▸ WHAT THE TASK ASKS
Print all of the data exactly as written.

++++ DATA SUPPLIED

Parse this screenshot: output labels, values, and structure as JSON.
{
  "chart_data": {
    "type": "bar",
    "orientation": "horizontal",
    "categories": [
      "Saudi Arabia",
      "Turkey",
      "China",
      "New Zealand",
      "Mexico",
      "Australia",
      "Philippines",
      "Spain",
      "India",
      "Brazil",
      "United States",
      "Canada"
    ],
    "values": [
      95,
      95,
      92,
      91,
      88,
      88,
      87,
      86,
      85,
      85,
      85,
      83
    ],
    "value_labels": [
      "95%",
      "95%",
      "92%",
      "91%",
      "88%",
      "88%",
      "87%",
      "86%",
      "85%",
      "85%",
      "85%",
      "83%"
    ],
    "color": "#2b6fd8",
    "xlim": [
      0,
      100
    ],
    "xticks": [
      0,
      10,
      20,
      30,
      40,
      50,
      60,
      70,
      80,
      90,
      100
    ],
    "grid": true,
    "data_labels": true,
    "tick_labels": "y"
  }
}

++++++++

▸ COMPLETE ANSWER
Parse this screenshot: output labels, values, and structure as JSON.
{
  "chart_data": {
    "type": "bar",
    "orientation": "horizontal",
    "categories": [
      "Saudi Arabia",
      "Turkey",
      "China",
      "New Zealand",
      "Mexico",
      "Australia",
      "Philippines",
      "Spain",
      "India",
      "Brazil",
      "United States",
      "Canada"
    ],
    "values": [
      95,
      95,
      92,
      91,
      88,
      88,
      87,
      86,
      85,
      85,
      85,
      83
    ],
    "value_labels": [
      "95%",
      "95%",
      "92%",
      "91%",
      "88%",
      "88%",
      "87%",
      "86%",
      "85%",
      "85%",
      "85%",
      "83%"
    ],
    "color": "#2b6fd8",
    "xlim": [
      0,
      100
    ],
    "xticks": [
      0,
      10,
      20,
      30,
      40,
      50,
      60,
      70,
      80,
      90,
      100
    ],
    "grid": true,
    "data_labels": true,
    "tick_labels": "y"
  }
}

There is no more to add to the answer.